THE PROBLEM: Each entry in the listing below should be restated word for word.

Stored data:
──────────────────────────────

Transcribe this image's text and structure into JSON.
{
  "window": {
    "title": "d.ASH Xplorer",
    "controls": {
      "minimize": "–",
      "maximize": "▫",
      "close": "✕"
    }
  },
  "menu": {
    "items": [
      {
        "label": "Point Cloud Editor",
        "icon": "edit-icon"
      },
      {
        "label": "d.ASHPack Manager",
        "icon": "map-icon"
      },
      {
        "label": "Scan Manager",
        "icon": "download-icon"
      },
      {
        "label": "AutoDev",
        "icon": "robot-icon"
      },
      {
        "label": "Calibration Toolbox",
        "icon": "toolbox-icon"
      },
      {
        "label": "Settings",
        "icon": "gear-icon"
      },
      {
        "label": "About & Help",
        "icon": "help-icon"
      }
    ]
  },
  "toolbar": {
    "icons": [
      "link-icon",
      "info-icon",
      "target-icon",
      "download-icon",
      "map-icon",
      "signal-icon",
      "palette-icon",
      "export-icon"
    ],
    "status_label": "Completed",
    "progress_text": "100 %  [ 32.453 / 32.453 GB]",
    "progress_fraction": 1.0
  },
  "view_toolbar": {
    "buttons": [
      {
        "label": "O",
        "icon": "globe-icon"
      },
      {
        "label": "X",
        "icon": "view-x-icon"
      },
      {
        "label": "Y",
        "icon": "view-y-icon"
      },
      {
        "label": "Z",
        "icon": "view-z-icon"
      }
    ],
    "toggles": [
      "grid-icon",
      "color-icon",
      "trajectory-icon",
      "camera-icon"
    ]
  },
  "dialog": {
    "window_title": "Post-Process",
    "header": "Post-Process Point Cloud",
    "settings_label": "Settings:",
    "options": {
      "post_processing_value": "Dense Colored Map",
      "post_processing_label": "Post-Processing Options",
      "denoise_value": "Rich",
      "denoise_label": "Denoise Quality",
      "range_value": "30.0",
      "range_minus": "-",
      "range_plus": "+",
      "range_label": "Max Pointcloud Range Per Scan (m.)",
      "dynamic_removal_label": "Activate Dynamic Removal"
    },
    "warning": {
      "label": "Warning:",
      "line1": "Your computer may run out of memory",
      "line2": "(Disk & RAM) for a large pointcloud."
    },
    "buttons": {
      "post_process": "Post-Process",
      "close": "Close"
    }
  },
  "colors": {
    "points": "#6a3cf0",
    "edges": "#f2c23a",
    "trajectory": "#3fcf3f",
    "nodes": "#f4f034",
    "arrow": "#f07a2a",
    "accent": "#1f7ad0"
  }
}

──────────────────────────────

EXERCISE SOLUTION:
Transcribe this image's text and structure into JSON.
{
  "window": {
    "title": "d.ASH Xplorer",
    "controls": {
      "minimize": "–",
      "maximize": "▫",
      "close": "✕"
    }
  },
  "menu": {
    "items": [
      {
        "label": "Point Cloud Editor",
        "icon": "edit-icon"
      },
      {
        "label": "d.ASHPack Manager",
        "icon": "map-icon"
      },
      {
        "label": "Scan Manager",
        "icon": "download-icon"
      },
      {
        "label": "AutoDev",
        "icon": "robot-icon"
      },
      {
        "label": "Calibration Toolbox",
        "icon": "toolbox-icon"
      },
      {
        "label": "Settings",
        "icon": "gear-icon"
      },
      {
        "label": "About & Help",
        "icon": "help-icon"
      }
    ]
  },
  "toolbar": {
    "icons": [
      "link-icon",
      "info-icon",
      "target-icon",
      "download-icon",
      "map-icon",
      "signal-icon",
      "palette-icon",
      "export-icon"
    ],
    "status_label": "Completed",
    "progress_text": "100 %  [ 32.453 / 32.453 GB]",
    "progress_fraction": 1.0
  },
  "view_toolbar": {
    "buttons": [
      {
        "label": "O",
        "icon": "globe-icon"
      },
      {
        "label": "X",
        "icon": "view-x-icon"
      },
      {
        "label": "Y",
        "icon": "view-y-icon"
      },
      {
        "label": "Z",
        "icon": "view-z-icon"
      }
    ],
    "toggles": [
      "grid-icon",
      "color-icon",
      "trajectory-icon",
      "camera-icon"
    ]
  },
  "dialog": {
    "window_title": "Post-Process",
    "header": "Post-Process Point Cloud",
    "settings_label": "Settings:",
    "options": {
      "post_processing_value": "Dense Colored Map",
      "post_processing_label": "Post-Processing Options",
      "denoise_value": "Rich",
      "denoise_label": "Denoise Quality",
      "range_value": "30.0",
      "range_minus": "-",
      "range_plus": "+",
      "range_label": "Max Pointcloud Range Per Scan (m.)",
      "dynamic_removal_label": "Activate Dynamic Removal"
    },
    "warning": {
      "label": "Warning:",
      "line1": "Your computer may run out of memory",
      "line2": "(Disk & RAM) for a large pointcloud."
    },
    "buttons": {
      "post_process": "Post-Process",
      "close": "Close"
    }
  },
  "colors": {
    "points": "#6a3cf0",
    "edges": "#f2c23a",
    "trajectory": "#3fcf3f",
    "nodes": "#f4f034",
    "arrow": "#f07a2a",
    "accent": "#1f7ad0"
  }
}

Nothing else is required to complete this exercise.